**Work to do**
Reproduce every line in the listing that contains the word "version".

**Data in this exercise**
***

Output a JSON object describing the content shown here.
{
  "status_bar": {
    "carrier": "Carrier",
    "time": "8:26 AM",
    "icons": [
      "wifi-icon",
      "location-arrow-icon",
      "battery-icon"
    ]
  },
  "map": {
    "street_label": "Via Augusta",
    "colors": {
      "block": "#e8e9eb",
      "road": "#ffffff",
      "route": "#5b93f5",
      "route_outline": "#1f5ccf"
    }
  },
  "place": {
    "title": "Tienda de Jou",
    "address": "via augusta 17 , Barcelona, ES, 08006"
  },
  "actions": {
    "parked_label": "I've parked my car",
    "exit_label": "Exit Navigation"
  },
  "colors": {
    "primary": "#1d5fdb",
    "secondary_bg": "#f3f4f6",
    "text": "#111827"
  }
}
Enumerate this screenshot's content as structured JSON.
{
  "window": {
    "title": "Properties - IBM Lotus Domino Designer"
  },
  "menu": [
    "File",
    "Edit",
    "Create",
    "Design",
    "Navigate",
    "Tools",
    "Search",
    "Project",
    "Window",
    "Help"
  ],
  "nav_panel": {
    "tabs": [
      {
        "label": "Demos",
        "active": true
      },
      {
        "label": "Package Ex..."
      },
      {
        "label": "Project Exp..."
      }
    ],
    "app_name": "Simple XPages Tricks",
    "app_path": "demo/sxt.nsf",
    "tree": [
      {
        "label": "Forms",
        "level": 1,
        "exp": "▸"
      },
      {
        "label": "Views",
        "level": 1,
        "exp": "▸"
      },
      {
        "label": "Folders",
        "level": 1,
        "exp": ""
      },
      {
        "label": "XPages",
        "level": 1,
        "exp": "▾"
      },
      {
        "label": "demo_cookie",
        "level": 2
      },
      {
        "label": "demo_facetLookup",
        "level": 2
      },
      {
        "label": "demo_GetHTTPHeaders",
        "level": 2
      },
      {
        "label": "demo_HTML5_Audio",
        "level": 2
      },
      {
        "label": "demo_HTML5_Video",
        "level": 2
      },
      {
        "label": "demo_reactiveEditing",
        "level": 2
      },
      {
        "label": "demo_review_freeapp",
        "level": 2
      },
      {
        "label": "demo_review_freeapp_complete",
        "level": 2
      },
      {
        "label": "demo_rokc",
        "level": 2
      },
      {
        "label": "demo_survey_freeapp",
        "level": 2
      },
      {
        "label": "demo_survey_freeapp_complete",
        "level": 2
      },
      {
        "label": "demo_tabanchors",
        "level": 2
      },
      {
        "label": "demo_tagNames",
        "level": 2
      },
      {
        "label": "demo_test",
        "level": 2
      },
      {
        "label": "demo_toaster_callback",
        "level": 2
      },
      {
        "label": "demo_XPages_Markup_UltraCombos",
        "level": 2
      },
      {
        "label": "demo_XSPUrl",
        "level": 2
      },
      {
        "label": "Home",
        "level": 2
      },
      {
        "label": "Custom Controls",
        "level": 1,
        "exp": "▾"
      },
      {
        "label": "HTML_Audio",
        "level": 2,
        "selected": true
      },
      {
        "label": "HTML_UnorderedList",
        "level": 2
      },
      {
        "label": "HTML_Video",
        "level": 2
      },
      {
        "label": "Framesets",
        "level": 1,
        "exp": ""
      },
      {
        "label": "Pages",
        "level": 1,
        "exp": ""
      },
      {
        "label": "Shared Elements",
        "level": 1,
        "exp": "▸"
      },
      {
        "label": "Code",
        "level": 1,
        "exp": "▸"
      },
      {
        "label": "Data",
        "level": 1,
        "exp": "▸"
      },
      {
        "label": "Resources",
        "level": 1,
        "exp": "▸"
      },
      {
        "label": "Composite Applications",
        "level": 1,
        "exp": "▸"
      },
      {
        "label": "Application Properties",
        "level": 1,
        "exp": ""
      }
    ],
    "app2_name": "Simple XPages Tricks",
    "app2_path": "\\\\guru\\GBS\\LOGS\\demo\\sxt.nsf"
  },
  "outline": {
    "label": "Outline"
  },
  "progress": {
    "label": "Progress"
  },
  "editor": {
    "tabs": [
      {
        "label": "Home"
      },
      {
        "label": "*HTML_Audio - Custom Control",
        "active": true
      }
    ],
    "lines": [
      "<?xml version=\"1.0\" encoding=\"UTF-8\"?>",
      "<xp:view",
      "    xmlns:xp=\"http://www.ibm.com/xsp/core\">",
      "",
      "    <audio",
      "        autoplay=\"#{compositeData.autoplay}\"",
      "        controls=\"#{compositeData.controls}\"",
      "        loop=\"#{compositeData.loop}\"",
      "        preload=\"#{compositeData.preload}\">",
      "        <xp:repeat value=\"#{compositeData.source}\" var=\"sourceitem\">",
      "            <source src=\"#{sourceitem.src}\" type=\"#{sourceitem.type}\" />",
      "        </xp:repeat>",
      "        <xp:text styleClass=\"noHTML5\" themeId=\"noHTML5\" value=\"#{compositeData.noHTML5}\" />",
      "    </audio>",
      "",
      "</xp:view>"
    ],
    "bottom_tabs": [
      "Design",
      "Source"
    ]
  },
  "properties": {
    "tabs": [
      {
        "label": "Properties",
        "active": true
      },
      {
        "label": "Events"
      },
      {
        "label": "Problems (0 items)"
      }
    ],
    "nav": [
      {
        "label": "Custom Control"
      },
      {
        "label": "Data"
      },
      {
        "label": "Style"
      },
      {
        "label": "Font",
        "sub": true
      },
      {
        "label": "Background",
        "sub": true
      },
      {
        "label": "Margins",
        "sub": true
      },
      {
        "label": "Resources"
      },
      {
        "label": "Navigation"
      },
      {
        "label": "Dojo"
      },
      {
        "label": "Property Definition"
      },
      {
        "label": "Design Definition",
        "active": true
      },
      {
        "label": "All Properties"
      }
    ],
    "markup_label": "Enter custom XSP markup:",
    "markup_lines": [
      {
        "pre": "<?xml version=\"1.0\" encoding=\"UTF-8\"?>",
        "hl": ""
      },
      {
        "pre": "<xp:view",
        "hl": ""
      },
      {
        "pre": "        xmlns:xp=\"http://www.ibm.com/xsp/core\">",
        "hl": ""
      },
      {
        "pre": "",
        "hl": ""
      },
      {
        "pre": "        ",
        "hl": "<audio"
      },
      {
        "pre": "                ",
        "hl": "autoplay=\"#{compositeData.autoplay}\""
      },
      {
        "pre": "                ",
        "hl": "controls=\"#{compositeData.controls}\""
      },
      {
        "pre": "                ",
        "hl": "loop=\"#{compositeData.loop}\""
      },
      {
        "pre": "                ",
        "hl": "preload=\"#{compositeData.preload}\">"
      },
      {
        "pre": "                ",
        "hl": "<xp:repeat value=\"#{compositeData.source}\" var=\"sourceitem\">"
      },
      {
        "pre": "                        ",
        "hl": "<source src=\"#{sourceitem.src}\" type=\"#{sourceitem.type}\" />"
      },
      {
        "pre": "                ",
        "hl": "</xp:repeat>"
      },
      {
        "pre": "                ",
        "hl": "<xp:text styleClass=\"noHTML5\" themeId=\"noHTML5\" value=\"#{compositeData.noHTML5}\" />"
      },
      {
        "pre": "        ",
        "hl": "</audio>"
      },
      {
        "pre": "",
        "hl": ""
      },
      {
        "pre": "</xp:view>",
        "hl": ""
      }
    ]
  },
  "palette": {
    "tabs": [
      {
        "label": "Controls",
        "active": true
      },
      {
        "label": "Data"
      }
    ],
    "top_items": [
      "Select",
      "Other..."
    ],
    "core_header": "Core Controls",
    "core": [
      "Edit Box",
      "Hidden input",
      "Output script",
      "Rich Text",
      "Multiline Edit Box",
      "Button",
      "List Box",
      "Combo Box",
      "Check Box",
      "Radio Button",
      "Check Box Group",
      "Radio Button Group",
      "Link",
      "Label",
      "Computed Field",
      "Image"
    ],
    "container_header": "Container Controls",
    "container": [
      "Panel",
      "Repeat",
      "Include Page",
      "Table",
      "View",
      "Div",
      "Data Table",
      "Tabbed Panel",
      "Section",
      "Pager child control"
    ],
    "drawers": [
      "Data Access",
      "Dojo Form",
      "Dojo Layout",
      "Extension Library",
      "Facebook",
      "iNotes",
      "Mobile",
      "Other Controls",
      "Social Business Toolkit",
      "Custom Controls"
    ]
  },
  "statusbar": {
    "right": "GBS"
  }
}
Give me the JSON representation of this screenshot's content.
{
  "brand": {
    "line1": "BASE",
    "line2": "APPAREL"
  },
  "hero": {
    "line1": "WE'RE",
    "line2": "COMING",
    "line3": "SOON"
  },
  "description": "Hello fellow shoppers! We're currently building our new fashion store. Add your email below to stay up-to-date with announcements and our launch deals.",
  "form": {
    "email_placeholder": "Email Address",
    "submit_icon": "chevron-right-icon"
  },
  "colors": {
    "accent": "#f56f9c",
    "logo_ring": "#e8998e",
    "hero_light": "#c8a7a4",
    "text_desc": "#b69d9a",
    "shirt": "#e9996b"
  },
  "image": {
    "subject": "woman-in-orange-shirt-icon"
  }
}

***

**Solution**
      "<?xml version=\"1.0\" encoding=\"UTF-8\"?>",
        "pre": "<?xml version=\"1.0\" encoding=\"UTF-8\"?>",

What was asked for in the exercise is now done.